XXII DOMINGO DEL TIEMPO ORDINARIO – CICLO A
30 de Agosto de 2020
Evangelio: Mt 16, 21-27
En aquel tiempo, comenzó Jesús a manifestar a sus discípulos que tenía que ir a Jerusalén y padecer allí mucho por parte de los ancianos, sumos sacerdotes y escribas, y que tenía que ser ejecutado y resucitar al tercer día. Pedro se lo llevó aparte y se puso a increparlo: «¡Lejos de ti tal cosa, Señor! Eso no puede pasarte».
Jesús se volvió y dijo a Pedro: «¡Ponte detrás de mí, Satanás! Eres para mí piedra de tropiezo, porque tú piensas como los hombres, no como Dios». Entonces dijo a los discípulos: «Si alguno quiere venir en pos de mí, que se niegue a sí mismo, tome su cruz y me siga.
Porque quien quiera salvar su vida, la perderá; pero el que la pierda por mí, la encontrará. ¿Pues de qué le servirá a un hombre ganar el mundo entero, si pierde su alma? ¿O qué podrá dar para recobrarla?
Porque el Hijo del hombre vendrá, con la gloria de su Padre, entre sus ángeles, y entonces pagará a cada uno según su conducta.
COMENTARIO A LA PALABRA
Hoy el Señor nos abre los ojos, al igual que a sus apóstoles, para que comprendamos una realidad: Él ha venido al mundo a dar su vida y nosotros, sus seguidores, estamos llamados a hacer lo mismo. Esto resulta, a veces, muy duro porque implica negarnos a nosotros mismos, renunciar en ocasiones a nuestra voluntad, a nuestra comodidad y a nuestros gustos; despojarnos de cosas a las que estamos apegados, ocupar el último lugar, servir en vez de ser servido, cansarnos, gastarnos y desgastarnos por amor, implicarnos plenamente y hasta meternos en problemas… Humanamente, todo esto no se entiende. Como a Jesús, una voz tentadora nos dice: «Eso no puede pasarte». Pensamos que por ese camino quedaremos vacíos y arruinados. Pero el Maestro, que abrazó esta vía por nosotros con tanto amor guiado por el Padre y movido por el Espíritu Santo, nos enseña que esos pensamientos no son más que un engaño del enemigo y que, a pesar de las apariencias, es dando como recibimos, recogemos a fuerza de esparcir. «La semilla que cae en tierra y muere, ésa es la que da fruto», nos dirá en otra ocasión y con su Muerte y Resurrección vemos confirmadas sus palabras. Así que, ¡no dudemos más! ¡No temamos! Transformémonos por la renovación de nuestra mente, como nos invita el Apóstol en la segunda lectura de hoy, y pensemos como Dios: ¡a lo grande! Un amor generoso, magnánimo; una entrega total, una recompensa inacabable.

(Listados de ítems de diseño en recuadros)
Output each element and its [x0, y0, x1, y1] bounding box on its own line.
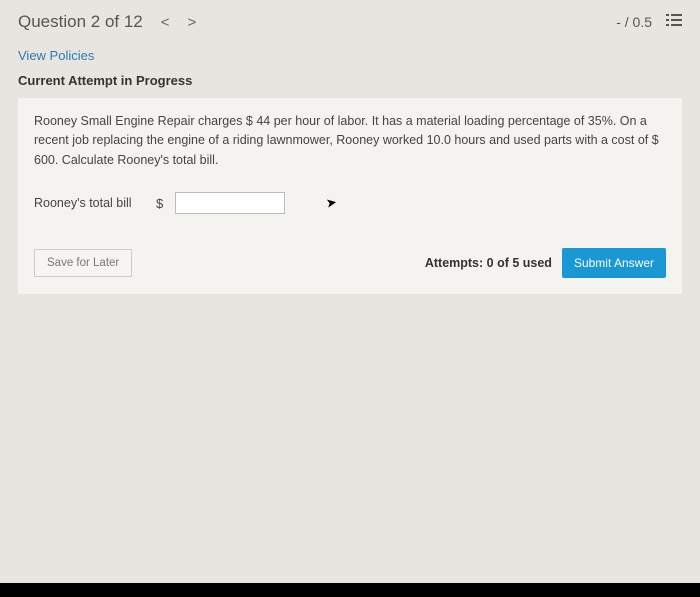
bottom-bar	[0, 583, 700, 597]
submit-answer-button[interactable]: Submit Answer	[562, 248, 666, 278]
question-header: Question 2 of 12 < > - / 0.5	[0, 0, 700, 42]
attempt-status: Current Attempt in Progress	[0, 69, 700, 98]
attempts-text: Attempts: 0 of 5 used	[425, 256, 552, 270]
answer-label: Rooney's total bill	[34, 196, 144, 210]
currency-symbol: $	[156, 196, 163, 211]
question-card: Rooney Small Engine Repair charges $ 44 …	[18, 98, 682, 294]
score-display: - / 0.5	[616, 14, 652, 30]
card-footer: Save for Later Attempts: 0 of 5 used Sub…	[34, 248, 666, 278]
answer-input[interactable]	[175, 192, 285, 214]
view-policies-link[interactable]: View Policies	[0, 42, 700, 69]
nav-arrows: < >	[161, 14, 197, 31]
question-title: Question 2 of 12	[18, 12, 143, 32]
prev-question-button[interactable]: <	[161, 14, 170, 31]
save-for-later-button[interactable]: Save for Later	[34, 249, 132, 277]
next-question-button[interactable]: >	[188, 14, 197, 31]
menu-icon[interactable]	[666, 13, 682, 32]
answer-row: Rooney's total bill $	[34, 192, 666, 214]
problem-text: Rooney Small Engine Repair charges $ 44 …	[34, 112, 666, 170]
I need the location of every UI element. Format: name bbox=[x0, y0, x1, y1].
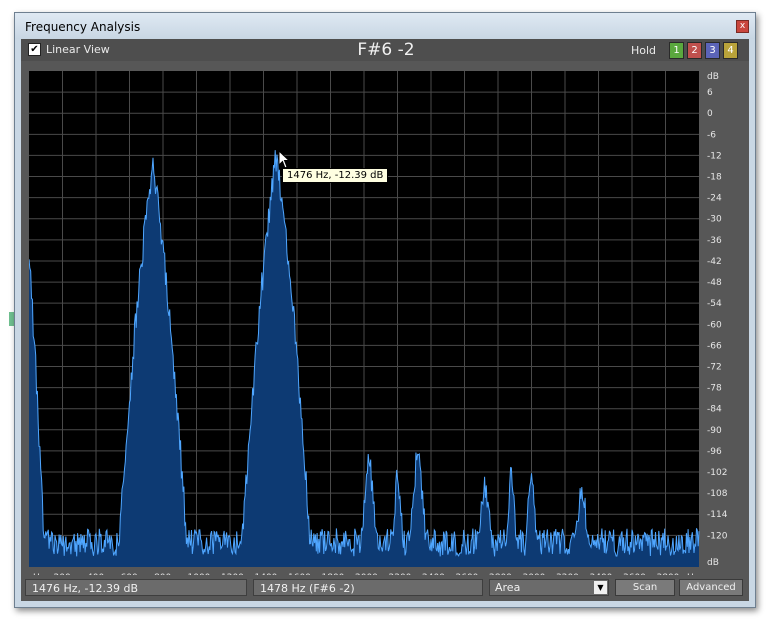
y-tick-label: -96 bbox=[707, 447, 722, 457]
cursor-readout: 1476 Hz, -12.39 dB bbox=[25, 579, 247, 596]
chevron-down-icon[interactable]: ▼ bbox=[594, 581, 607, 594]
spectrum-plot[interactable]: Hz20040060080010001200140016001800200022… bbox=[29, 61, 749, 595]
y-tick-label: -84 bbox=[707, 405, 722, 415]
y-tick-label: -78 bbox=[707, 384, 722, 394]
scan-button[interactable]: Scan bbox=[615, 579, 675, 596]
y-tick-label: -42 bbox=[707, 257, 722, 267]
note-title: F#6 -2 bbox=[357, 40, 415, 60]
pitch-readout: 1478 Hz (F#6 -2) bbox=[253, 579, 483, 596]
close-button[interactable]: x bbox=[736, 20, 749, 33]
y-tick-label: -18 bbox=[707, 173, 722, 183]
y-tick-label: -108 bbox=[707, 489, 728, 499]
linear-view-label[interactable]: Linear View bbox=[46, 43, 110, 56]
y-tick-label: 6 bbox=[707, 88, 713, 98]
peak-tooltip: 1476 Hz, -12.39 dB bbox=[282, 168, 389, 183]
window-title: Frequency Analysis bbox=[25, 20, 141, 34]
y-tick-label: -48 bbox=[707, 278, 722, 288]
y-tick-label: dB bbox=[707, 558, 719, 568]
y-tick-label: -102 bbox=[707, 468, 727, 478]
hold-label: Hold bbox=[631, 44, 657, 57]
y-tick-label: -72 bbox=[707, 362, 722, 372]
y-axis-ticks: dB 6 0 -6 -12 -18 -24 -30 -36 -42 -48 -54 -60 -66 -72 -… bbox=[707, 72, 728, 568]
y-tick-label: dB bbox=[707, 72, 719, 82]
linear-view-checkbox[interactable]: ✔ bbox=[28, 43, 41, 56]
hold-button-2[interactable]: 2 bbox=[687, 42, 702, 59]
status-bar: 1476 Hz, -12.39 dB 1478 Hz (F#6 -2) Area… bbox=[21, 575, 749, 601]
y-tick-label: -12 bbox=[707, 151, 722, 161]
y-tick-label: -24 bbox=[707, 194, 722, 204]
y-tick-label: -54 bbox=[707, 299, 722, 309]
title-bar[interactable]: Frequency Analysis x bbox=[15, 13, 755, 39]
y-tick-label: -60 bbox=[707, 320, 722, 330]
y-tick-label: -6 bbox=[707, 130, 716, 140]
y-tick-label: -66 bbox=[707, 341, 722, 351]
hold-button-4[interactable]: 4 bbox=[723, 42, 738, 59]
advanced-button[interactable]: Advanced bbox=[679, 579, 743, 596]
hold-button-3[interactable]: 3 bbox=[705, 42, 720, 59]
hold-button-1[interactable]: 1 bbox=[669, 42, 684, 59]
y-tick-label: -36 bbox=[707, 236, 722, 246]
frequency-analysis-window: Frequency Analysis x ✔ Linear View F#6 -… bbox=[14, 12, 756, 608]
y-tick-label: -114 bbox=[707, 510, 728, 520]
y-tick-label: -30 bbox=[707, 215, 722, 225]
y-tick-label: -120 bbox=[707, 531, 728, 541]
background-strip bbox=[0, 0, 15, 624]
mouse-pointer-icon bbox=[278, 150, 291, 169]
view-mode-select[interactable]: Area ▼ bbox=[489, 579, 609, 596]
y-tick-label: 0 bbox=[707, 109, 713, 119]
analysis-toolbar: ✔ Linear View F#6 -2 Hold 1 2 3 4 bbox=[21, 39, 749, 61]
y-tick-label: -90 bbox=[707, 426, 722, 436]
view-mode-value: Area bbox=[495, 581, 521, 594]
analysis-panel: ✔ Linear View F#6 -2 Hold 1 2 3 4 Hz2004… bbox=[21, 39, 749, 601]
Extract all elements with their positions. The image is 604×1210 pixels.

> _Tareas pendientes_:
(1) Reescribe en forma de lista, más breve, el párrafo del texto del domingo que comienza con «Hoy el Señor nos abre los ojos». Conserva sus datos principales.
(2) Prosigue el texto del domingo a partir de su última frase.

> _Respuestas por tarea_:
(1)
- Jesús vino al mundo a dar su vida, y sus seguidores están llamados a hacer lo mismo.
- Esto a veces es duro: supone negarse a uno mismo y renunciar a la propia voluntad, comodidad y gustos. También implica desprenderse de apegos, ocupar el último lugar, servir y desgastarse por amor.
- Humanamente no se entiende. Una voz tentadora dice «Eso no puede pasarte» y hace creer que ese camino deja vacíos y arruinados.
- El Maestro enseña que esos pensamientos son un engaño del enemigo y que dando es como se recibe. Su Muerte y Resurrección confirman sus palabras sobre la semilla que cae en tierra, muere y da fruto.
- Se invita a no dudar ni temer, a transformarse renovando la mente, como pide el Apóstol en la segunda lectura, y a pensar como Dios: amor generoso, entrega total y recompensa inacabable.

(2)
Si sabemos escuchar a nuestro corazón descubriremos que esta es nuestra aspiración más profunda, para esto estamos hechos. Si prestamos todavía más atención, percibiremos en el fondo de nuestro ser, el crepitar de un fuego que nos inquieta, nos fortalece y nos enciende; hace posible que sigamos hasta el final las huellas de nuestro Señor: es el mismo corazón ardiente de Dios que late en nosotros, es su Espíritu que inspira e impulsa nuestro caminar. ¡Dejémonos llevar por Él! NO nos guardemos nada, desgastémonos como Jesús, por Él, con Él y en Él y después de una vida llena de sentido, fecunda e increíblemente alegre a pesar de las dificultades, descansaremos y gozaremos de la felicidad eterna a su lado.
Meditación
«Si vieras que Jesús te llamaba y te daba un puesto en su séquito, y te mirase con esos ojos divinos que desprendían amor, ternura y perdón, y te dijera: « ¿Por qué no me sigues…?» Tú, ¿qué harías? Te hubieras unido aunque hubieras sido el último…, fíjate bien, el último, a la comitiva de Jesús, y le hubieras dicho: «Voy, Señor, no me importan mis dolencias, ni la muerte, ni comer, ni dormir, si Tú me admites, voy… No me importa que el camino por dónde me lleves sea abrupto, sea difícil o esté lleno de espinas…; no me importa si quieres que muera contigo en la Cruz…; voy, Señor, porque eres Tú el que me guía, eres Tú el que me promete una recompensa eterna, eres Tú el que perdona, el que salva…, eres Tú el único que llena mi alma…»» (San Rafael Arnáiz)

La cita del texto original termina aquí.